[Dataset records on visual material]
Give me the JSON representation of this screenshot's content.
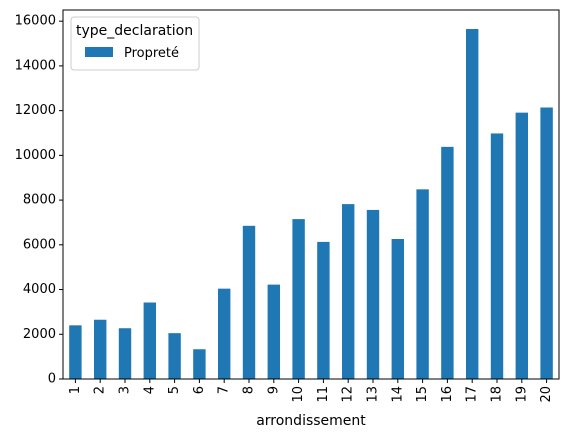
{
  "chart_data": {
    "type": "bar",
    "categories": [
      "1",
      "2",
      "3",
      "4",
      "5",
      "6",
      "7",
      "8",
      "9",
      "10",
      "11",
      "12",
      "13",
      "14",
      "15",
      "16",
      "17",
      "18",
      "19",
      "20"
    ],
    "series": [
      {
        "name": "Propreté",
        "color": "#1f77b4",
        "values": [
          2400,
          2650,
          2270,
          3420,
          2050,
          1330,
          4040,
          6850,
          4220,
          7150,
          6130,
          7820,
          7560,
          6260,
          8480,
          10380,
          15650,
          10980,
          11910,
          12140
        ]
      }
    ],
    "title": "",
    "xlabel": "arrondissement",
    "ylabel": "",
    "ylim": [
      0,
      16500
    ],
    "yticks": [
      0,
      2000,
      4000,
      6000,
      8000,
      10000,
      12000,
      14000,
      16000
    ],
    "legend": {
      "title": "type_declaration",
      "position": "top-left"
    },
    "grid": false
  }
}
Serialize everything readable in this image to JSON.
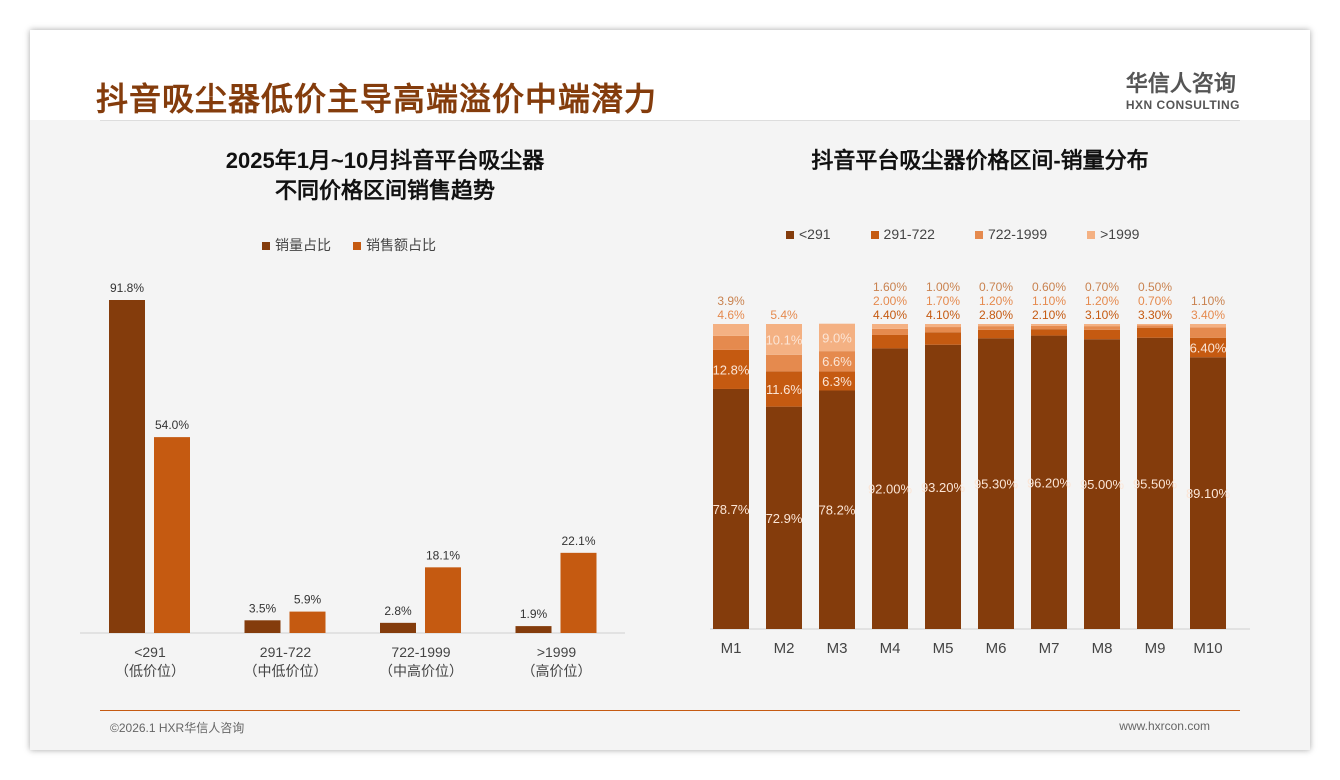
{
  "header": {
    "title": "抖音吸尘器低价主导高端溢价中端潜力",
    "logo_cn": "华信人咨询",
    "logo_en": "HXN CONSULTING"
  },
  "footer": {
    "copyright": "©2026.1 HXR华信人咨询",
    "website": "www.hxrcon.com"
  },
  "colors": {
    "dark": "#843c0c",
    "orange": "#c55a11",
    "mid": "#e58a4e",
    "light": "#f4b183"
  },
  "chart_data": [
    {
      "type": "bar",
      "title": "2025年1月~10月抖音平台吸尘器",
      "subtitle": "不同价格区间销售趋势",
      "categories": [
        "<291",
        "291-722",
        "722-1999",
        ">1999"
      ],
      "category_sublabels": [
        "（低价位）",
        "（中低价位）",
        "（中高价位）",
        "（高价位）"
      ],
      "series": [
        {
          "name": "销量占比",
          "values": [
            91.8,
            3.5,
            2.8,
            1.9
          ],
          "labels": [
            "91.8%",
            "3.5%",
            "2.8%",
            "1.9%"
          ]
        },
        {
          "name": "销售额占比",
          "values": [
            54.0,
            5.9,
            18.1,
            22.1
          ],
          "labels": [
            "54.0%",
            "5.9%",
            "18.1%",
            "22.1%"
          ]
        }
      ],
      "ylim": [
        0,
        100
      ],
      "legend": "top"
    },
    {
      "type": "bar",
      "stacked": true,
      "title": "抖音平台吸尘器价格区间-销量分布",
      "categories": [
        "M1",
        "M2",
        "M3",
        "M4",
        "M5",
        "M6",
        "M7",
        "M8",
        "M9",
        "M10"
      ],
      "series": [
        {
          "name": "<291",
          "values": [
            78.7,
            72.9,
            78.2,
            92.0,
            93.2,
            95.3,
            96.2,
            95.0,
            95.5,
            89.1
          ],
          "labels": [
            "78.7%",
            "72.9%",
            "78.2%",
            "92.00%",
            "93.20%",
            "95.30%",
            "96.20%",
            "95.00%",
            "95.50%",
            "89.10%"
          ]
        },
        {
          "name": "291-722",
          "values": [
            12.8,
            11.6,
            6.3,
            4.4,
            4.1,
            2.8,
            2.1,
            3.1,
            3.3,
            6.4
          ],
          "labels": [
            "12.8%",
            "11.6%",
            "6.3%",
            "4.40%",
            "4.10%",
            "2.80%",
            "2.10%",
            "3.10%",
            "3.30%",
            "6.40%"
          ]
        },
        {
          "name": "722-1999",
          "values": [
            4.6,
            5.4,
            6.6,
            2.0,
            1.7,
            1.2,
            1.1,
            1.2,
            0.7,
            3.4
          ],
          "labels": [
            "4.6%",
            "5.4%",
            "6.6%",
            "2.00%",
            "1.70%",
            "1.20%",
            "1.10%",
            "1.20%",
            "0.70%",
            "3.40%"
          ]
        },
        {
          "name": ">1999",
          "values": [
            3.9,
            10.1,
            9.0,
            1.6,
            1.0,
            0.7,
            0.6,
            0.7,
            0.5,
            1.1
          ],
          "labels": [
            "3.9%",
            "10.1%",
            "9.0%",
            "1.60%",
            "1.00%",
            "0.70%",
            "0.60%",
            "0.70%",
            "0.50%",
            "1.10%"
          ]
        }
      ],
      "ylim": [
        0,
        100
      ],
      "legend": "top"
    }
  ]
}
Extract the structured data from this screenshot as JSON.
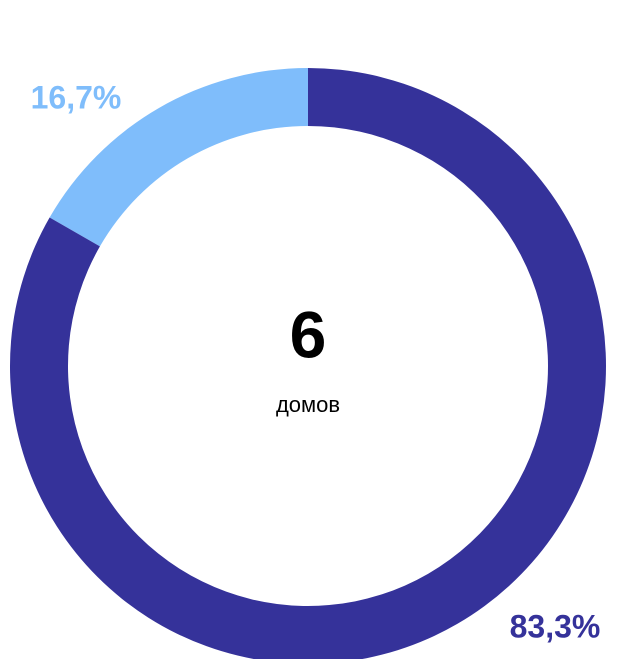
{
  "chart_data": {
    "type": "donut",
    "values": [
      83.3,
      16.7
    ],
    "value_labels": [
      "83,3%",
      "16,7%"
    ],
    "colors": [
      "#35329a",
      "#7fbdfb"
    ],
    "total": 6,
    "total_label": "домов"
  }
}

● **Prompt**: Count each line of the entries that holds the word "name", then state the total and nothing more.

● **Answer**: 7